*Exercise*. Locate all lines in the data below that hold "Lymph" and show them.

Stored entries

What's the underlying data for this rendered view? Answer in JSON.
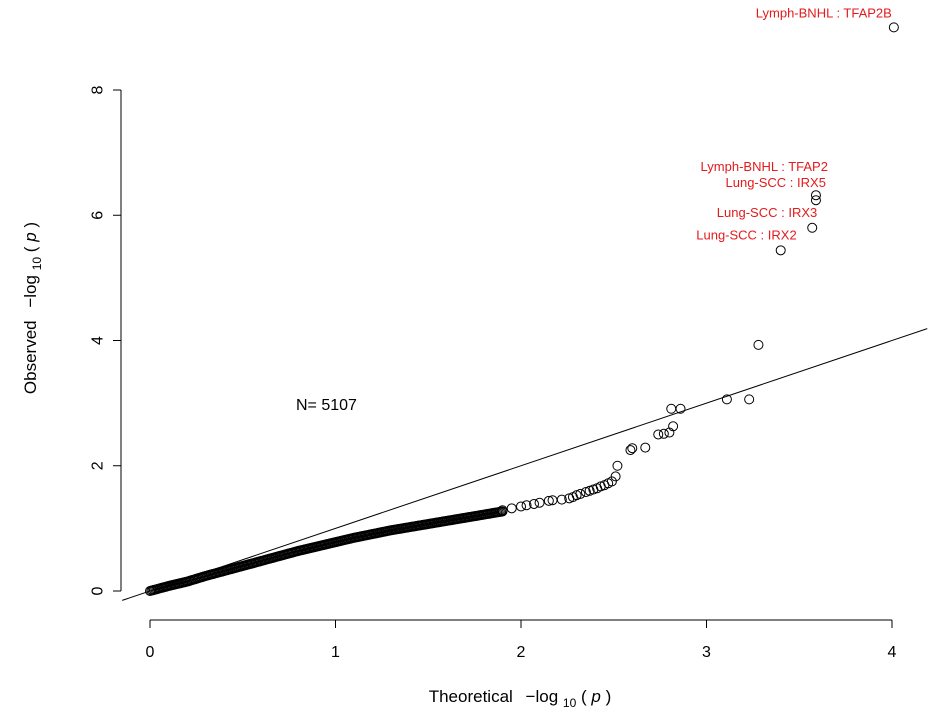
{
  "chart_data": {
    "type": "scatter",
    "xlabel": {
      "prefix": "Theoretical",
      "math_prefix": "−log",
      "subscript": "10",
      "open": "(",
      "var": "p",
      "close": ")"
    },
    "ylabel": {
      "prefix": "Observed",
      "math_prefix": "−log",
      "subscript": "10",
      "open": "(",
      "var": "p",
      "close": ")"
    },
    "xlim": [
      0,
      4
    ],
    "ylim": [
      0,
      8
    ],
    "x_ticks": [
      0,
      1,
      2,
      3,
      4
    ],
    "y_ticks": [
      0,
      2,
      4,
      6,
      8
    ],
    "x_tick_labels": [
      "0",
      "1",
      "2",
      "3",
      "4"
    ],
    "y_tick_labels": [
      "0",
      "2",
      "4",
      "6",
      "8"
    ],
    "annotation": "N= 5107",
    "reference_line": {
      "intercept": 0,
      "slope": 1
    },
    "highlight_color": "#e41a1c",
    "highlighted": [
      {
        "label": "Lymph-BNHL : TFAP2B",
        "x": 4.01,
        "y": 9.0
      },
      {
        "label": "Lymph-BNHL : TFAP2",
        "x": 3.59,
        "y": 6.32
      },
      {
        "label": "Lung-SCC : IRX5",
        "x": 3.59,
        "y": 6.24
      },
      {
        "label": "Lung-SCC : IRX3",
        "x": 3.57,
        "y": 5.8
      },
      {
        "label": "Lung-SCC : IRX2",
        "x": 3.4,
        "y": 5.44
      }
    ],
    "upper_points": [
      [
        3.28,
        3.93
      ],
      [
        3.23,
        3.06
      ],
      [
        3.11,
        3.06
      ],
      [
        2.86,
        2.91
      ],
      [
        2.81,
        2.91
      ],
      [
        2.82,
        2.63
      ],
      [
        2.8,
        2.53
      ],
      [
        2.77,
        2.51
      ],
      [
        2.74,
        2.5
      ],
      [
        2.67,
        2.29
      ],
      [
        2.6,
        2.28
      ],
      [
        2.59,
        2.25
      ],
      [
        2.52,
        2.0
      ],
      [
        2.51,
        1.83
      ],
      [
        2.49,
        1.75
      ],
      [
        2.47,
        1.72
      ],
      [
        2.45,
        1.69
      ],
      [
        2.43,
        1.67
      ],
      [
        2.41,
        1.64
      ],
      [
        2.39,
        1.62
      ],
      [
        2.37,
        1.6
      ],
      [
        2.35,
        1.58
      ],
      [
        2.32,
        1.55
      ],
      [
        2.3,
        1.53
      ],
      [
        2.28,
        1.5
      ],
      [
        2.26,
        1.48
      ],
      [
        2.22,
        1.46
      ],
      [
        2.17,
        1.45
      ],
      [
        2.15,
        1.44
      ],
      [
        2.1,
        1.41
      ],
      [
        2.07,
        1.39
      ],
      [
        2.03,
        1.37
      ],
      [
        2.0,
        1.35
      ],
      [
        1.95,
        1.32
      ],
      [
        1.9,
        1.29
      ]
    ],
    "trend": [
      [
        0.0,
        0.0
      ],
      [
        0.1,
        0.08
      ],
      [
        0.2,
        0.15
      ],
      [
        0.3,
        0.24
      ],
      [
        0.4,
        0.32
      ],
      [
        0.5,
        0.4
      ],
      [
        0.6,
        0.48
      ],
      [
        0.7,
        0.56
      ],
      [
        0.8,
        0.64
      ],
      [
        0.9,
        0.71
      ],
      [
        1.0,
        0.78
      ],
      [
        1.1,
        0.85
      ],
      [
        1.2,
        0.91
      ],
      [
        1.3,
        0.97
      ],
      [
        1.4,
        1.02
      ],
      [
        1.5,
        1.07
      ],
      [
        1.6,
        1.12
      ],
      [
        1.7,
        1.17
      ],
      [
        1.8,
        1.22
      ],
      [
        1.9,
        1.27
      ]
    ]
  }
}
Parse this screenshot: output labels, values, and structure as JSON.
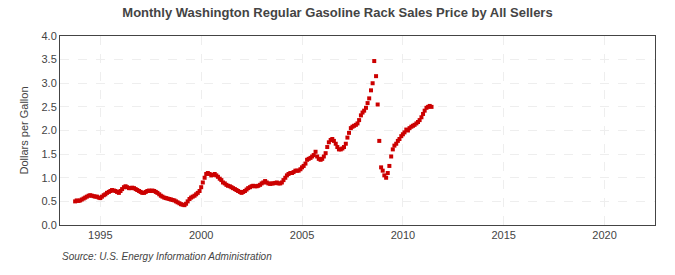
{
  "chart_data": {
    "type": "scatter",
    "title": "Monthly Washington Regular Gasoline Rack Sales Price by All Sellers",
    "ylabel": "Dollars per Gallon",
    "source": "Source: U.S. Energy Information Administration",
    "color": "#cc0000",
    "marker": "square",
    "grid": true,
    "xlim": [
      1993.0,
      2022.5
    ],
    "ylim": [
      0.0,
      4.0
    ],
    "xticks": [
      1995,
      2000,
      2005,
      2010,
      2015,
      2020
    ],
    "yticks": [
      {
        "value": 0.0,
        "label": "0.0"
      },
      0.5,
      {
        "value": 1.0,
        "label": "1.0"
      },
      1.5,
      {
        "value": 2.0,
        "label": "2.0"
      },
      2.5,
      {
        "value": 3.0,
        "label": "3.0"
      },
      3.5,
      {
        "value": 4.0,
        "label": "4.0"
      }
    ],
    "x": [
      1993.75,
      1993.83,
      1993.92,
      1994.0,
      1994.08,
      1994.17,
      1994.25,
      1994.33,
      1994.42,
      1994.5,
      1994.58,
      1994.67,
      1994.75,
      1994.83,
      1994.92,
      1995.0,
      1995.08,
      1995.17,
      1995.25,
      1995.33,
      1995.42,
      1995.5,
      1995.58,
      1995.67,
      1995.75,
      1995.83,
      1995.92,
      1996.0,
      1996.08,
      1996.17,
      1996.25,
      1996.33,
      1996.42,
      1996.5,
      1996.58,
      1996.67,
      1996.75,
      1996.83,
      1996.92,
      1997.0,
      1997.08,
      1997.17,
      1997.25,
      1997.33,
      1997.42,
      1997.5,
      1997.58,
      1997.67,
      1997.75,
      1997.83,
      1997.92,
      1998.0,
      1998.08,
      1998.17,
      1998.25,
      1998.33,
      1998.42,
      1998.5,
      1998.58,
      1998.67,
      1998.75,
      1998.83,
      1998.92,
      1999.0,
      1999.08,
      1999.17,
      1999.25,
      1999.33,
      1999.42,
      1999.5,
      1999.58,
      1999.67,
      1999.75,
      1999.83,
      1999.92,
      2000.0,
      2000.08,
      2000.17,
      2000.25,
      2000.33,
      2000.42,
      2000.5,
      2000.58,
      2000.67,
      2000.75,
      2000.83,
      2000.92,
      2001.0,
      2001.08,
      2001.17,
      2001.25,
      2001.33,
      2001.42,
      2001.5,
      2001.58,
      2001.67,
      2001.75,
      2001.83,
      2001.92,
      2002.0,
      2002.08,
      2002.17,
      2002.25,
      2002.33,
      2002.42,
      2002.5,
      2002.58,
      2002.67,
      2002.75,
      2002.83,
      2002.92,
      2003.0,
      2003.08,
      2003.17,
      2003.25,
      2003.33,
      2003.42,
      2003.5,
      2003.58,
      2003.67,
      2003.75,
      2003.83,
      2003.92,
      2004.0,
      2004.08,
      2004.17,
      2004.25,
      2004.33,
      2004.42,
      2004.5,
      2004.58,
      2004.67,
      2004.75,
      2004.83,
      2004.92,
      2005.0,
      2005.08,
      2005.17,
      2005.25,
      2005.33,
      2005.42,
      2005.5,
      2005.58,
      2005.67,
      2005.75,
      2005.83,
      2005.92,
      2006.0,
      2006.08,
      2006.17,
      2006.25,
      2006.33,
      2006.42,
      2006.5,
      2006.58,
      2006.67,
      2006.75,
      2006.83,
      2006.92,
      2007.0,
      2007.08,
      2007.17,
      2007.25,
      2007.33,
      2007.42,
      2007.5,
      2007.58,
      2007.67,
      2007.75,
      2007.83,
      2007.92,
      2008.0,
      2008.08,
      2008.17,
      2008.25,
      2008.33,
      2008.42,
      2008.5,
      2008.58,
      2008.67,
      2008.75,
      2008.83,
      2008.92,
      2009.0,
      2009.08,
      2009.17,
      2009.25,
      2009.33,
      2009.42,
      2009.5,
      2009.58,
      2009.67,
      2009.75,
      2009.83,
      2009.92,
      2010.0,
      2010.08,
      2010.17,
      2010.25,
      2010.33,
      2010.42,
      2010.5,
      2010.58,
      2010.67,
      2010.75,
      2010.83,
      2010.92,
      2011.0,
      2011.08,
      2011.17,
      2011.25,
      2011.33,
      2011.42
    ],
    "values": [
      0.5,
      0.52,
      0.51,
      0.52,
      0.54,
      0.56,
      0.58,
      0.6,
      0.62,
      0.63,
      0.62,
      0.61,
      0.6,
      0.6,
      0.58,
      0.57,
      0.6,
      0.63,
      0.65,
      0.68,
      0.7,
      0.72,
      0.74,
      0.73,
      0.72,
      0.7,
      0.68,
      0.72,
      0.76,
      0.8,
      0.82,
      0.8,
      0.78,
      0.78,
      0.79,
      0.78,
      0.76,
      0.74,
      0.72,
      0.7,
      0.68,
      0.68,
      0.7,
      0.72,
      0.73,
      0.72,
      0.73,
      0.72,
      0.7,
      0.68,
      0.65,
      0.62,
      0.6,
      0.58,
      0.57,
      0.56,
      0.55,
      0.54,
      0.53,
      0.52,
      0.5,
      0.48,
      0.46,
      0.44,
      0.43,
      0.42,
      0.45,
      0.5,
      0.55,
      0.58,
      0.6,
      0.62,
      0.65,
      0.68,
      0.72,
      0.8,
      0.9,
      1.0,
      1.08,
      1.1,
      1.08,
      1.05,
      1.06,
      1.08,
      1.05,
      1.02,
      0.98,
      0.95,
      0.9,
      0.88,
      0.85,
      0.83,
      0.82,
      0.8,
      0.78,
      0.76,
      0.74,
      0.72,
      0.7,
      0.68,
      0.7,
      0.72,
      0.75,
      0.78,
      0.8,
      0.82,
      0.83,
      0.82,
      0.82,
      0.83,
      0.85,
      0.88,
      0.9,
      0.93,
      0.9,
      0.88,
      0.87,
      0.88,
      0.88,
      0.89,
      0.9,
      0.88,
      0.88,
      0.9,
      0.95,
      1.0,
      1.05,
      1.08,
      1.1,
      1.1,
      1.12,
      1.15,
      1.15,
      1.15,
      1.18,
      1.22,
      1.25,
      1.3,
      1.38,
      1.4,
      1.42,
      1.45,
      1.48,
      1.55,
      1.45,
      1.4,
      1.38,
      1.4,
      1.45,
      1.52,
      1.65,
      1.75,
      1.8,
      1.82,
      1.78,
      1.72,
      1.65,
      1.6,
      1.6,
      1.62,
      1.65,
      1.72,
      1.85,
      1.95,
      2.05,
      2.08,
      2.1,
      2.12,
      2.15,
      2.22,
      2.32,
      2.38,
      2.42,
      2.48,
      2.58,
      2.68,
      2.85,
      3.0,
      3.47,
      3.15,
      2.55,
      1.78,
      1.22,
      1.15,
      1.05,
      1.0,
      1.1,
      1.25,
      1.45,
      1.6,
      1.68,
      1.72,
      1.78,
      1.82,
      1.88,
      1.92,
      1.96,
      2.02,
      2.0,
      2.05,
      2.08,
      2.1,
      2.12,
      2.15,
      2.18,
      2.22,
      2.28,
      2.35,
      2.42,
      2.48,
      2.5,
      2.52,
      2.5
    ]
  }
}
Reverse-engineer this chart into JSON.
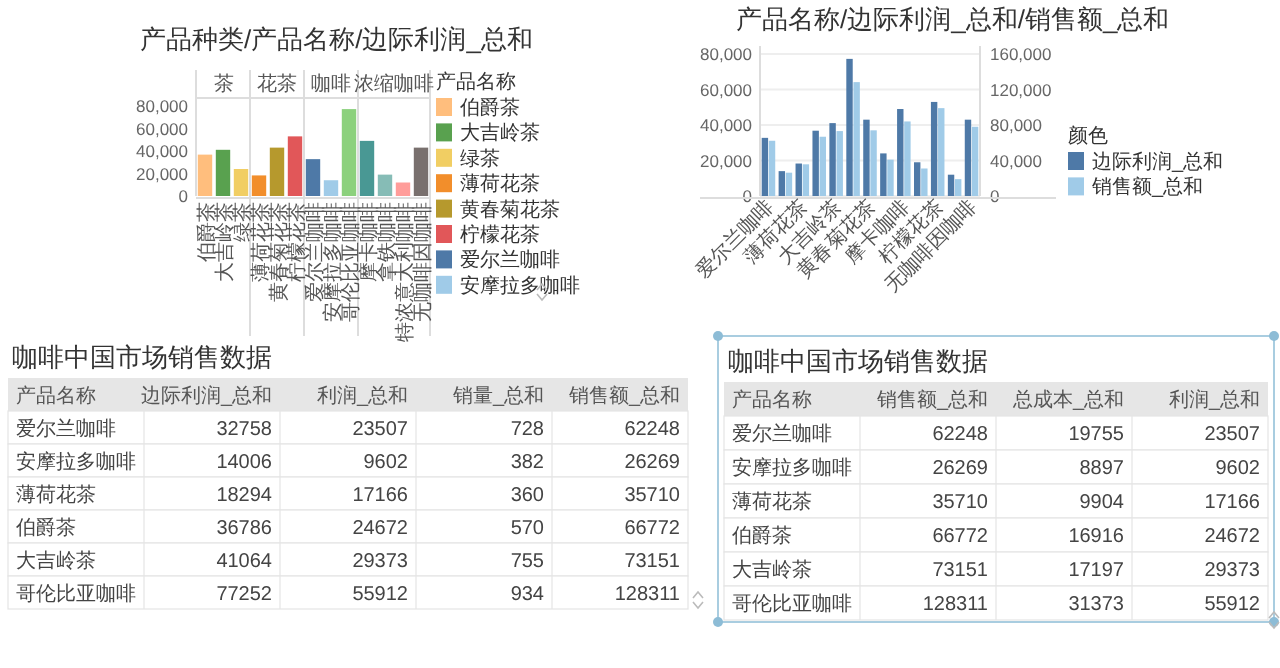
{
  "chart_data": [
    {
      "type": "bar",
      "title": "产品种类/产品名称/边际利润_总和",
      "categories": [
        "伯爵茶",
        "大吉岭茶",
        "绿茶",
        "薄荷花茶",
        "黄春菊花茶",
        "柠檬花茶",
        "爱尔兰咖啡",
        "安摩拉多咖啡",
        "哥伦比亚咖啡",
        "摩卡咖啡",
        "拿铁咖啡",
        "特浓意大利咖啡",
        "无咖啡因咖啡"
      ],
      "values": [
        36786,
        41064,
        24000,
        18294,
        43000,
        53000,
        32758,
        14006,
        77252,
        49000,
        19000,
        12000,
        43000
      ],
      "colors": [
        "#ffbe7d",
        "#59a14f",
        "#f1ce63",
        "#f28e2b",
        "#b6992d",
        "#e15759",
        "#4e79a7",
        "#a0cbe8",
        "#8cd17d",
        "#499894",
        "#86bcb6",
        "#ff9d9a",
        "#79706e"
      ],
      "ylim": [
        0,
        80000
      ],
      "yticks": [
        0,
        {
          "value": 20000,
          "label": "20,000"
        },
        {
          "value": 40000,
          "label": "40,000"
        },
        {
          "value": 60000,
          "label": "60,000"
        },
        {
          "value": 80000,
          "label": "80,000"
        }
      ],
      "annotations": [
        "茶",
        "花茶",
        "咖啡",
        "浓缩咖啡"
      ],
      "legend_title": "产品名称"
    },
    {
      "type": "bar",
      "title": "产品名称/边际利润_总和/销售额_总和",
      "categories": [
        "爱尔兰咖啡",
        null,
        "薄荷花茶",
        null,
        "大吉岭茶",
        null,
        "黄春菊花茶",
        null,
        "摩卡咖啡",
        null,
        "柠檬花茶",
        null,
        "无咖啡因咖啡"
      ],
      "series": [
        {
          "name": "边际利润_总和",
          "color": "#4e79a7",
          "axis": "y",
          "values": [
            32758,
            14006,
            18294,
            36786,
            41064,
            77252,
            43000,
            24000,
            49000,
            19000,
            53000,
            12000,
            43000
          ]
        },
        {
          "name": "销售额_总和",
          "color": "#a0cbe8",
          "axis": "y2",
          "values": [
            62248,
            26269,
            35710,
            66772,
            73151,
            128311,
            74000,
            41000,
            84000,
            31000,
            99000,
            19000,
            78000
          ]
        }
      ],
      "ylim": [
        0,
        80000
      ],
      "yticks": [
        0,
        {
          "value": 20000,
          "label": "20,000"
        },
        {
          "value": 40000,
          "label": "40,000"
        },
        {
          "value": 60000,
          "label": "60,000"
        },
        {
          "value": 80000,
          "label": "80,000"
        }
      ],
      "y2lim": [
        0,
        160000
      ],
      "y2ticks": [
        0,
        {
          "value": 40000,
          "label": "40,000"
        },
        {
          "value": 80000,
          "label": "80,000"
        },
        {
          "value": 120000,
          "label": "120,000"
        },
        {
          "value": 160000,
          "label": "160,000"
        }
      ],
      "grid": "y",
      "legend": "right",
      "legend_title": "颜色"
    },
    {
      "type": "other",
      "title": "咖啡中国市场销售数据",
      "xlabel": "产品名称",
      "categories": [
        "爱尔兰咖啡",
        "安摩拉多咖啡",
        "薄荷花茶",
        "伯爵茶",
        "大吉岭茶",
        "哥伦比亚咖啡"
      ],
      "series": [
        {
          "name": "边际利润_总和",
          "values": [
            32758,
            14006,
            18294,
            36786,
            41064,
            77252
          ]
        },
        {
          "name": "利润_总和",
          "values": [
            23507,
            9602,
            17166,
            24672,
            29373,
            55912
          ]
        },
        {
          "name": "销量_总和",
          "values": [
            728,
            382,
            360,
            570,
            755,
            934
          ]
        },
        {
          "name": "销售额_总和",
          "values": [
            62248,
            26269,
            35710,
            66772,
            73151,
            128311
          ]
        }
      ],
      "data_labels": true
    },
    {
      "type": "other",
      "title": "咖啡中国市场销售数据",
      "xlabel": "产品名称",
      "categories": [
        "爱尔兰咖啡",
        "安摩拉多咖啡",
        "薄荷花茶",
        "伯爵茶",
        "大吉岭茶",
        "哥伦比亚咖啡"
      ],
      "series": [
        {
          "name": "销售额_总和",
          "values": [
            62248,
            26269,
            35710,
            66772,
            73151,
            128311
          ]
        },
        {
          "name": "总成本_总和",
          "values": [
            19755,
            8897,
            9904,
            16916,
            17197,
            31373
          ]
        },
        {
          "name": "利润_总和",
          "values": [
            23507,
            9602,
            17166,
            24672,
            29373,
            55912
          ]
        }
      ],
      "data_labels": true
    }
  ]
}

*Result of the exercise*.
        "label": "Lymph-BNHL : TFAP2B",
        "label": "Lymph-BNHL : TFAP2",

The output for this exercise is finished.